• PROBLEM: Write out every line below that includes the word "right".

• STORED DATA:
★ ★ ★ ★ ★ ★ ★

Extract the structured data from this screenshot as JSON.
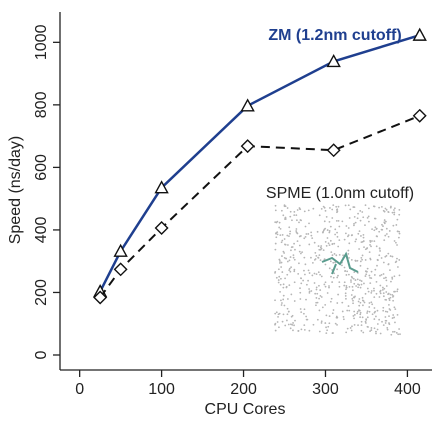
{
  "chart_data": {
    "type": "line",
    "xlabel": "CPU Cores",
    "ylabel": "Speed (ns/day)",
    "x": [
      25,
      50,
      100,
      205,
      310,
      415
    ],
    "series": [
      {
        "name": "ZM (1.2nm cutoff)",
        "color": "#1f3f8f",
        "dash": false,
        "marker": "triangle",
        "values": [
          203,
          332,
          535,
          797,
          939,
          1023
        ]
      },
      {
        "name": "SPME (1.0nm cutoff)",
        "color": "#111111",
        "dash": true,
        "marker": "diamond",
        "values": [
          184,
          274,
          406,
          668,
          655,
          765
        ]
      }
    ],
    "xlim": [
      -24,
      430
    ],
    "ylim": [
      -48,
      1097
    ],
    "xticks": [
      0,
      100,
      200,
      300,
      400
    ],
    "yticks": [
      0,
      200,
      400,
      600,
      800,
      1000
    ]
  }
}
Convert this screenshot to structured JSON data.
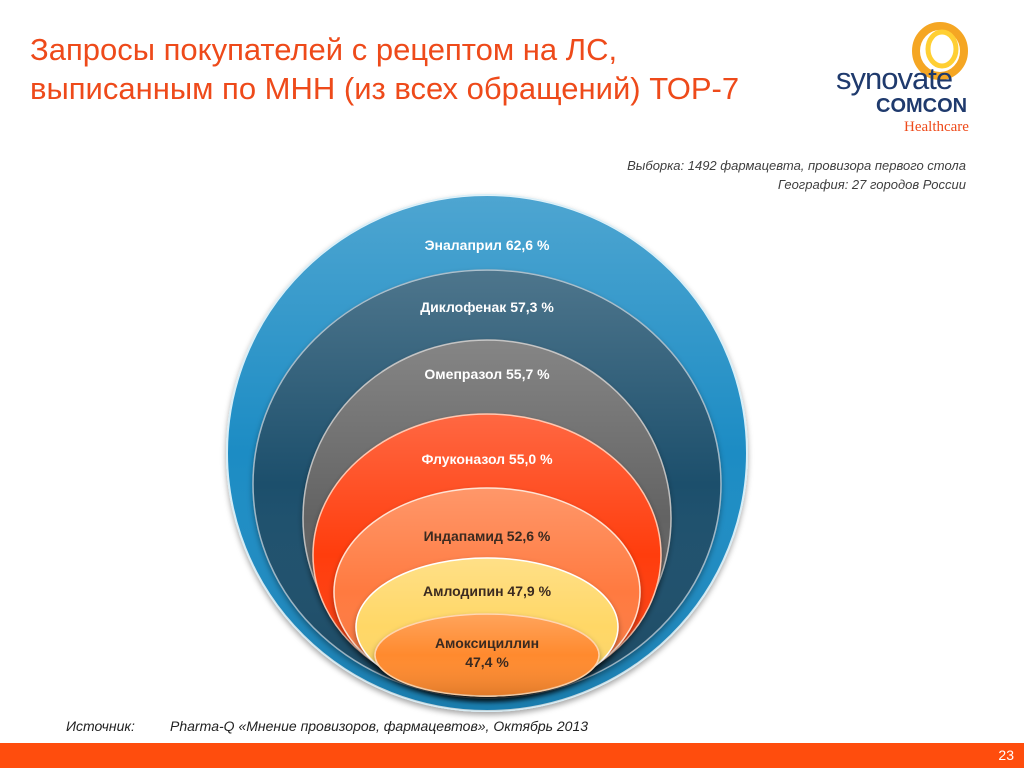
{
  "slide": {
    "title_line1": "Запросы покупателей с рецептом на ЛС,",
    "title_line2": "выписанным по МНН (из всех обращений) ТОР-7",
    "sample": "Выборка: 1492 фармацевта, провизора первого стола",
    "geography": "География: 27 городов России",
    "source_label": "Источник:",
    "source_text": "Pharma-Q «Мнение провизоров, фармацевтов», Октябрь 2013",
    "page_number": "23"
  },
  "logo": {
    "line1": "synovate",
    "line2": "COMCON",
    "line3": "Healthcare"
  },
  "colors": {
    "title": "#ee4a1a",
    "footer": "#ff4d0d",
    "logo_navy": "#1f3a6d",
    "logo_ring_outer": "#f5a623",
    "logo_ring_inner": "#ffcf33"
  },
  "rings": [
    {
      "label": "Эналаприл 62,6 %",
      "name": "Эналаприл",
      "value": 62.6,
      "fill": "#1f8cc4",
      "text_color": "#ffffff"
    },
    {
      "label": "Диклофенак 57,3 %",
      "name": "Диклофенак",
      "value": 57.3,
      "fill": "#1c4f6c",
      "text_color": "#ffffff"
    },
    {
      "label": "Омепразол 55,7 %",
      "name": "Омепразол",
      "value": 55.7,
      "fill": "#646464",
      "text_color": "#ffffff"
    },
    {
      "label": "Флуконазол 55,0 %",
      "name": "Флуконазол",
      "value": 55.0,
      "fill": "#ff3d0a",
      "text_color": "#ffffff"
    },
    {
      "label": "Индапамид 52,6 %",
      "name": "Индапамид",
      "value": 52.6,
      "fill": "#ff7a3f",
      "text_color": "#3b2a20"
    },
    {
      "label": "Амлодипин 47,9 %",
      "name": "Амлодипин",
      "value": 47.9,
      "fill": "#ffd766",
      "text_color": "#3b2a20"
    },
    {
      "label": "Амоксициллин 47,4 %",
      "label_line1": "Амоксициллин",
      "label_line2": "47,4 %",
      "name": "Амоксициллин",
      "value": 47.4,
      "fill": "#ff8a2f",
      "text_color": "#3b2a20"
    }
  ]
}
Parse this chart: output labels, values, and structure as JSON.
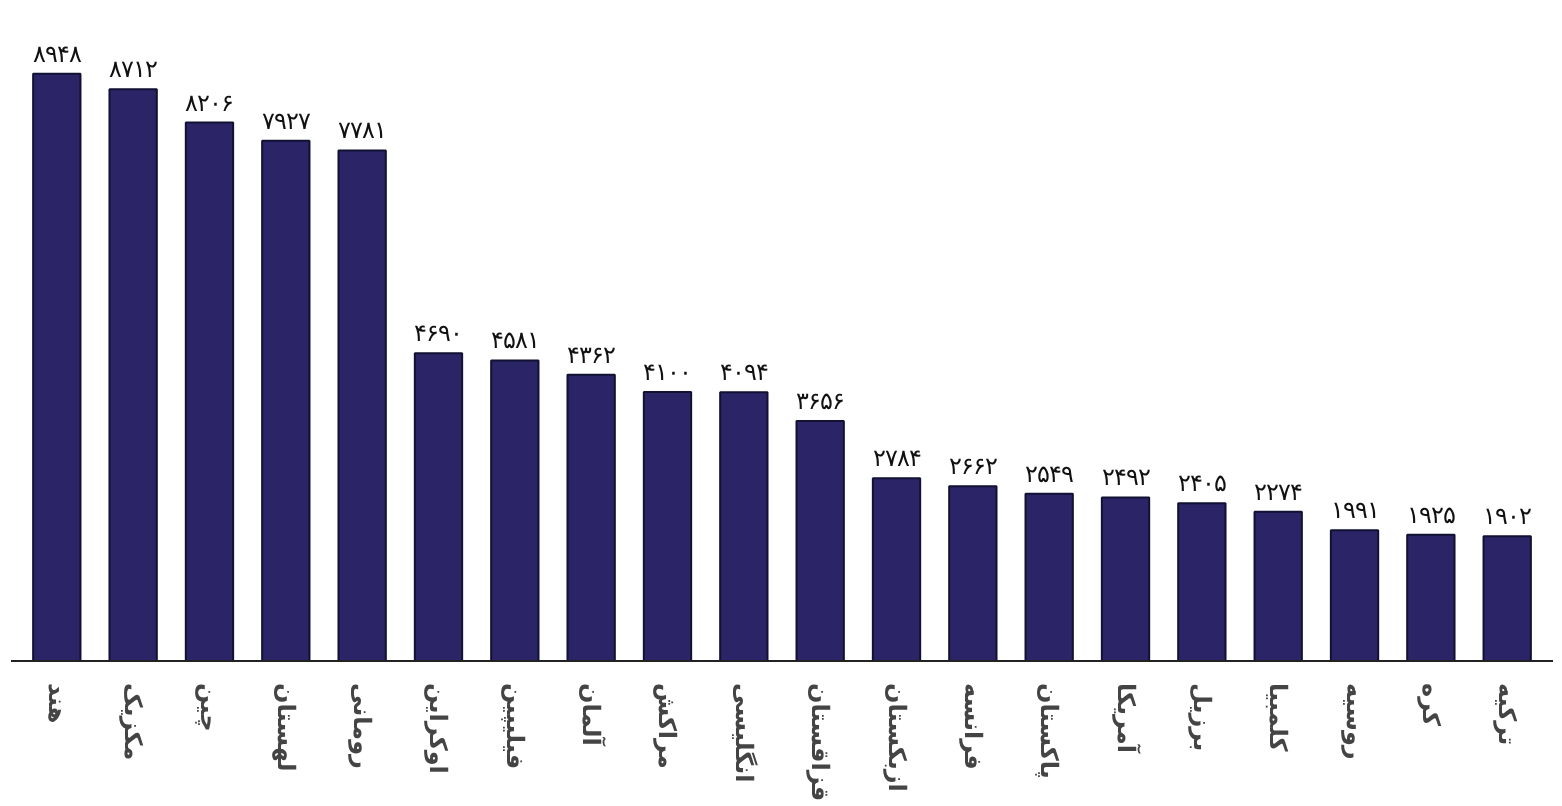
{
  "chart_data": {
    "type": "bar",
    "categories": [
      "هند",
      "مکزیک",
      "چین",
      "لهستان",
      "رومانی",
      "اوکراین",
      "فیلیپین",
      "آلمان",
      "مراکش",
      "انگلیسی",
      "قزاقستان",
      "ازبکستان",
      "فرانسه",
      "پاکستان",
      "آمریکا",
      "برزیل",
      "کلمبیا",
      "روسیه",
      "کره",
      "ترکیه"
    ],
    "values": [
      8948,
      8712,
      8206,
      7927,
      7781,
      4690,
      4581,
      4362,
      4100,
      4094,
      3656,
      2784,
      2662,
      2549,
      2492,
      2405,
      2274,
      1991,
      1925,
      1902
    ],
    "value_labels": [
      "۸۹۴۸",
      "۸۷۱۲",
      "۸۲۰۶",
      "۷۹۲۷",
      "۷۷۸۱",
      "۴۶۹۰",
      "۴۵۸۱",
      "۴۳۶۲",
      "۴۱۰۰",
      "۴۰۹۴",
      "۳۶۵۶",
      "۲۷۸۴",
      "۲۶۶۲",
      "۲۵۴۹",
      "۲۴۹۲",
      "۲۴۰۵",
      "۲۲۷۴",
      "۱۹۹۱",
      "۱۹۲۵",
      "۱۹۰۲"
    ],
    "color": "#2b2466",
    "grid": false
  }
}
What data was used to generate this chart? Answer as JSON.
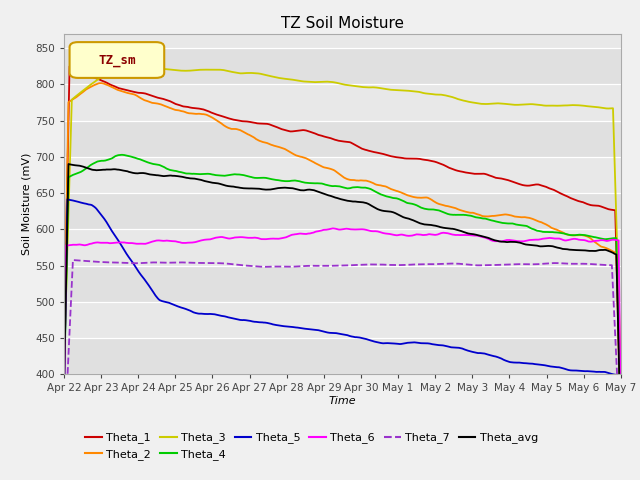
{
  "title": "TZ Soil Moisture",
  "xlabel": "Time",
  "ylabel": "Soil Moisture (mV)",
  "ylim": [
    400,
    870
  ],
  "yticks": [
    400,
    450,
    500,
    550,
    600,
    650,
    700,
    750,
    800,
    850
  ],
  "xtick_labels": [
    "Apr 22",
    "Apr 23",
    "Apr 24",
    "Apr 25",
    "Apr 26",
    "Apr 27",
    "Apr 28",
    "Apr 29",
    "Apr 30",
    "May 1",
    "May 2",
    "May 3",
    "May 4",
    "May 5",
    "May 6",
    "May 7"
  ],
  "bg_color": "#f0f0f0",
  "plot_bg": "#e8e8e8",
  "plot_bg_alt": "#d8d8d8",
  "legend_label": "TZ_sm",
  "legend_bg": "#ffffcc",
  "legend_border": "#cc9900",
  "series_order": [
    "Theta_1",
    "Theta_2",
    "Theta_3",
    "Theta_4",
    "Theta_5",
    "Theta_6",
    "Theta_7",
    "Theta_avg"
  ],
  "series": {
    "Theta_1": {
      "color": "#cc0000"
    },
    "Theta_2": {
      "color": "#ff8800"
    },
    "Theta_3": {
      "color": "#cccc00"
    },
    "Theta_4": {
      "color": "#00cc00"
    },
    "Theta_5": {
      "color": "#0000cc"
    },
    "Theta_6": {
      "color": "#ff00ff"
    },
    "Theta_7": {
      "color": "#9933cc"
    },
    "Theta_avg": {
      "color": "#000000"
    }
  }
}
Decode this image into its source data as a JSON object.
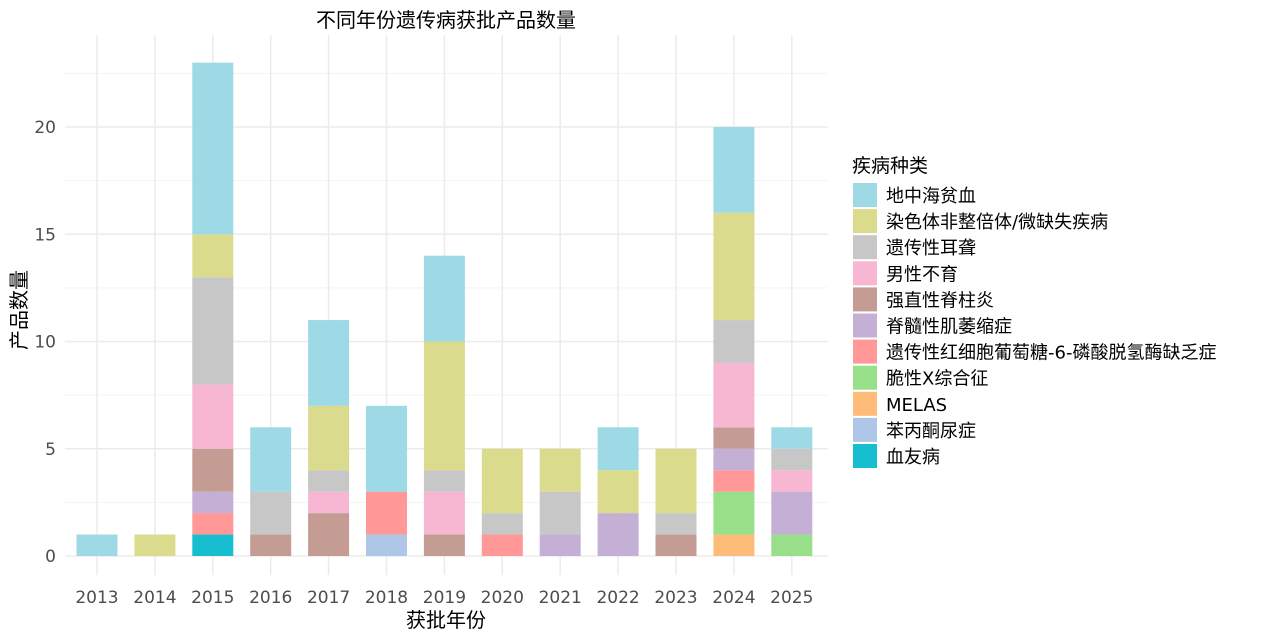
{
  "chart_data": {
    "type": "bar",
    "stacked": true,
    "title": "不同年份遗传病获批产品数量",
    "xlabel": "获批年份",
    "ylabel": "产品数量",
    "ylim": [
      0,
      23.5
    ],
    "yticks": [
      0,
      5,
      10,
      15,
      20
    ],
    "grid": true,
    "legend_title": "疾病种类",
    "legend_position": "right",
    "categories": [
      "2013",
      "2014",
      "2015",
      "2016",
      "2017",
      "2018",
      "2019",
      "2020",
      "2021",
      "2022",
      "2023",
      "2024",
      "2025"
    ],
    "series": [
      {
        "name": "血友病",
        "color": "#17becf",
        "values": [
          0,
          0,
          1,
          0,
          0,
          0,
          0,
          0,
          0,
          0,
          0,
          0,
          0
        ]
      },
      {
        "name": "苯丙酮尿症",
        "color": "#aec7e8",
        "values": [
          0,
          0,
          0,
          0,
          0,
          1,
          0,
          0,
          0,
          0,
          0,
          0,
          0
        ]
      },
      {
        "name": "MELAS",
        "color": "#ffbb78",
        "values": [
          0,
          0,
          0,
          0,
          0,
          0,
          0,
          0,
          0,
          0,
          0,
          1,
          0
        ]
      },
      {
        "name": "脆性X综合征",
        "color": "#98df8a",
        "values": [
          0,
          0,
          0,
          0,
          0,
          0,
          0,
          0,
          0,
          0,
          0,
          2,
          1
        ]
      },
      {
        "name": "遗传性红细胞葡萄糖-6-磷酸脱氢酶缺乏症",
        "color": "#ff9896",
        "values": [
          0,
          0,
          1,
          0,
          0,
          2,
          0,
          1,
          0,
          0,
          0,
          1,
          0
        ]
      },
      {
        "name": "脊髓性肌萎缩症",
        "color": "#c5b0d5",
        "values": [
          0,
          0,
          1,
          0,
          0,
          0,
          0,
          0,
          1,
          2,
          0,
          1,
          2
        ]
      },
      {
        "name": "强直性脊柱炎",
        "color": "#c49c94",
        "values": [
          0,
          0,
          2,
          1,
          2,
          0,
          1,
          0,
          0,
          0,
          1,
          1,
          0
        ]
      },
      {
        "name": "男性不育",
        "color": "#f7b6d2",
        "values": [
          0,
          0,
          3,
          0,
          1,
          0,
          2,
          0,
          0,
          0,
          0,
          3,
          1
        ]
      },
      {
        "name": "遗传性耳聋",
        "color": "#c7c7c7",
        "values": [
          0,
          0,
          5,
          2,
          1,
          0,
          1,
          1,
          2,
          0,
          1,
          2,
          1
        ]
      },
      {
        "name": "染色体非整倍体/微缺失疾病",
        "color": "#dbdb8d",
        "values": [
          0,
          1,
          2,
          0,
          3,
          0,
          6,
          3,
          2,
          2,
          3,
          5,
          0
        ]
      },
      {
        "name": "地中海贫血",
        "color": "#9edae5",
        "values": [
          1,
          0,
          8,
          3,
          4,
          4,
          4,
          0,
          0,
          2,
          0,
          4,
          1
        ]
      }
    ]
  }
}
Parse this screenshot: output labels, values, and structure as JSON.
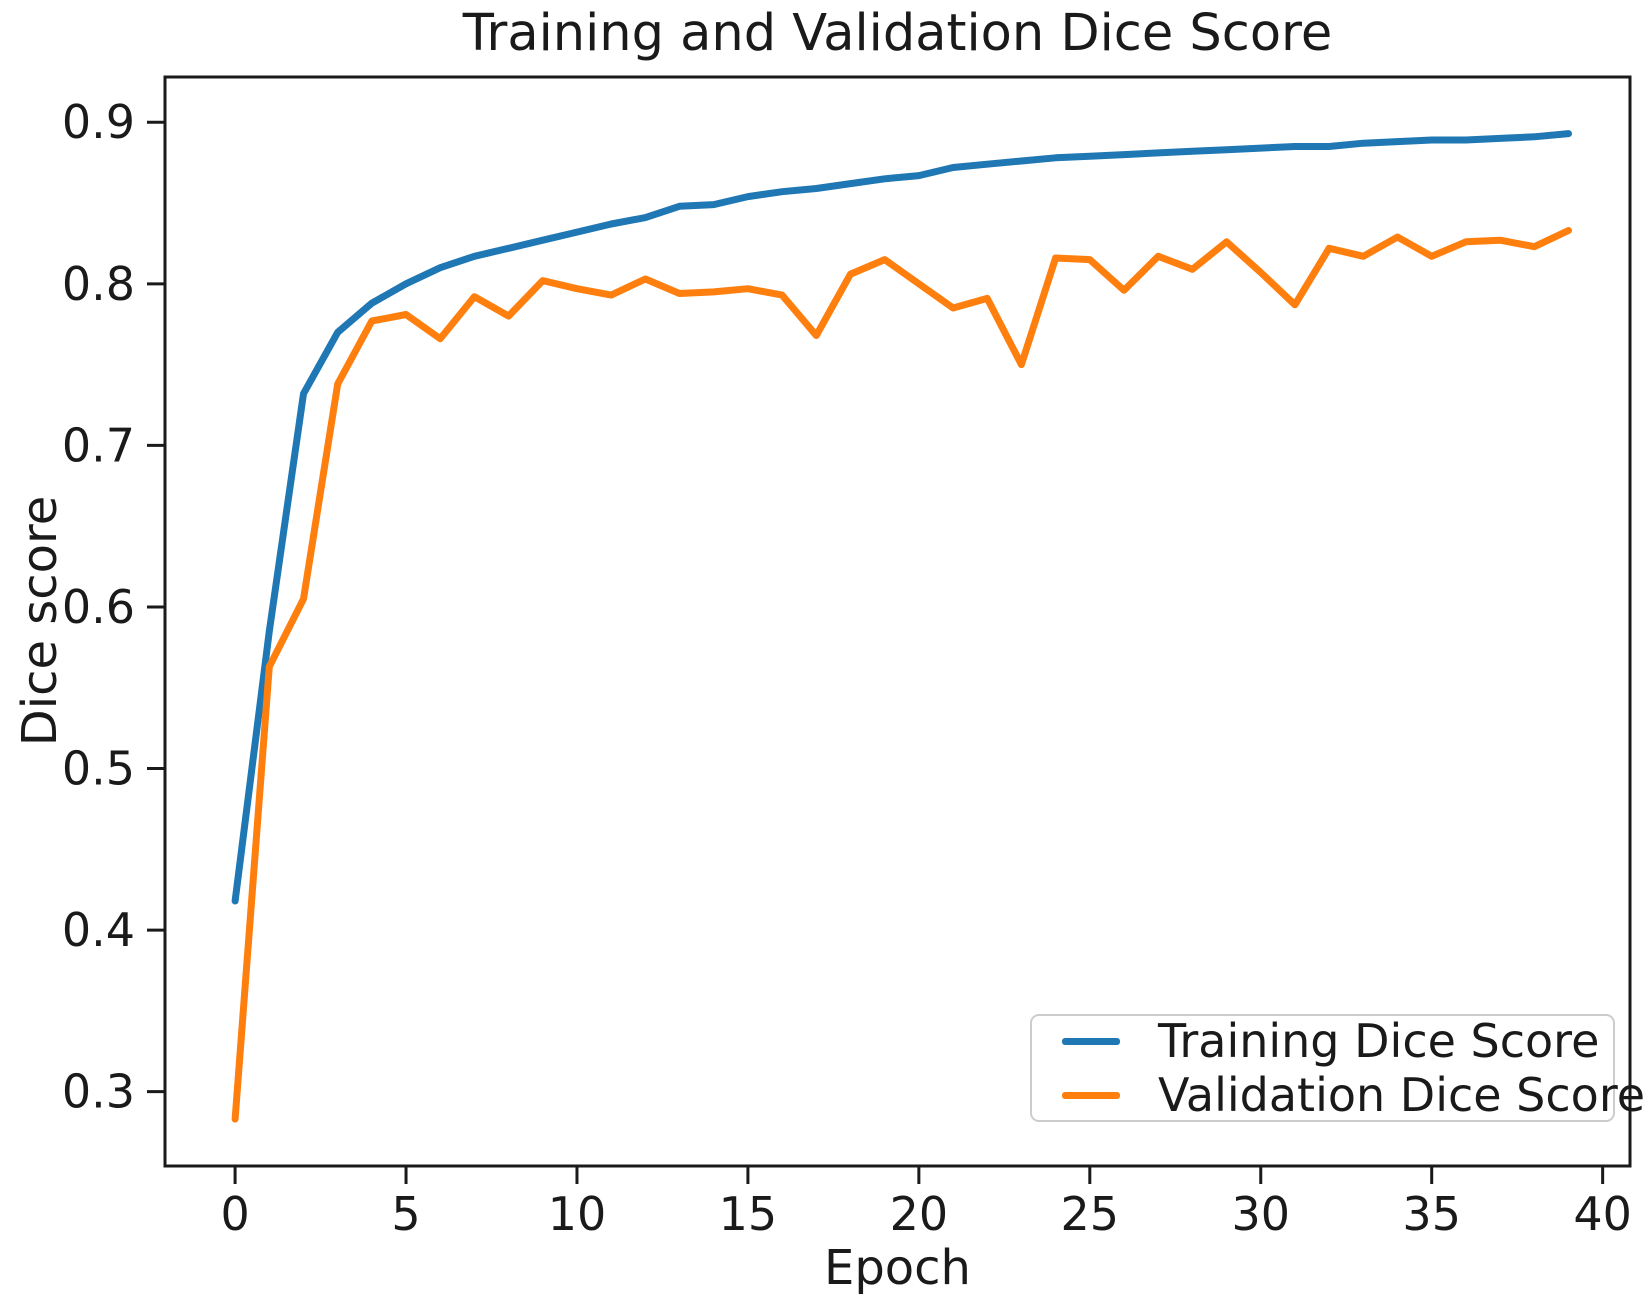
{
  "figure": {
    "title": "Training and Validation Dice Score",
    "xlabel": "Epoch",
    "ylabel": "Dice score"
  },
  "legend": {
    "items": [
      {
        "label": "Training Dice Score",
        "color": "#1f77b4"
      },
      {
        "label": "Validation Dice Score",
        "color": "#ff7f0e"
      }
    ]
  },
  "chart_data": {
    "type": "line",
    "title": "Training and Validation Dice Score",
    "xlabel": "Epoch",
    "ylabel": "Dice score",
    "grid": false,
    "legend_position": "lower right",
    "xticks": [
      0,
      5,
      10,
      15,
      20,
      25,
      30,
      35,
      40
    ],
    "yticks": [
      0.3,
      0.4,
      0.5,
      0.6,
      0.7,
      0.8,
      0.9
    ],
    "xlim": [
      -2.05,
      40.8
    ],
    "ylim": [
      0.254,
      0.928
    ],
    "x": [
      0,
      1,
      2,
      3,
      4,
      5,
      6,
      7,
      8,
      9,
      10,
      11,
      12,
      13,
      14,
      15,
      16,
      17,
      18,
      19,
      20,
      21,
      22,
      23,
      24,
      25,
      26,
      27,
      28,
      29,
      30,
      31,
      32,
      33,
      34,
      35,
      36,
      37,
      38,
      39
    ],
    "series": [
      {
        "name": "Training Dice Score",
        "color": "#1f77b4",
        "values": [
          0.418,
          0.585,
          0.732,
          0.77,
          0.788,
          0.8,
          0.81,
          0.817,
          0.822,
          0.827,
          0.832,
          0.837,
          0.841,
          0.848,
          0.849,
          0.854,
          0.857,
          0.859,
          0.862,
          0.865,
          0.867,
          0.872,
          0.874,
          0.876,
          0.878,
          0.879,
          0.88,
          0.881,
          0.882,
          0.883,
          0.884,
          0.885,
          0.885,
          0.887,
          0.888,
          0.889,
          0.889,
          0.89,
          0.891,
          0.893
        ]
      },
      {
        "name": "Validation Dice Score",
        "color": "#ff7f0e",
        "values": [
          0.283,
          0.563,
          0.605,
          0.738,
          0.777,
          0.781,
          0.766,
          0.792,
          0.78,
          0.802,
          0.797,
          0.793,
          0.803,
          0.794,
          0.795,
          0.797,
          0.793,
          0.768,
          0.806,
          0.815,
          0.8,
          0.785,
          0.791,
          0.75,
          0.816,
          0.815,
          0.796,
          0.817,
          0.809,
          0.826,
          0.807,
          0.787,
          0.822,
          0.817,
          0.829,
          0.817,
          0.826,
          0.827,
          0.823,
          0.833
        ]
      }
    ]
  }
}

★ ★ ★ ★ ★ ★ ★

• RESPONSE TO THE TASK:
    "legend_position": "right",
    "legend_position": "lower right",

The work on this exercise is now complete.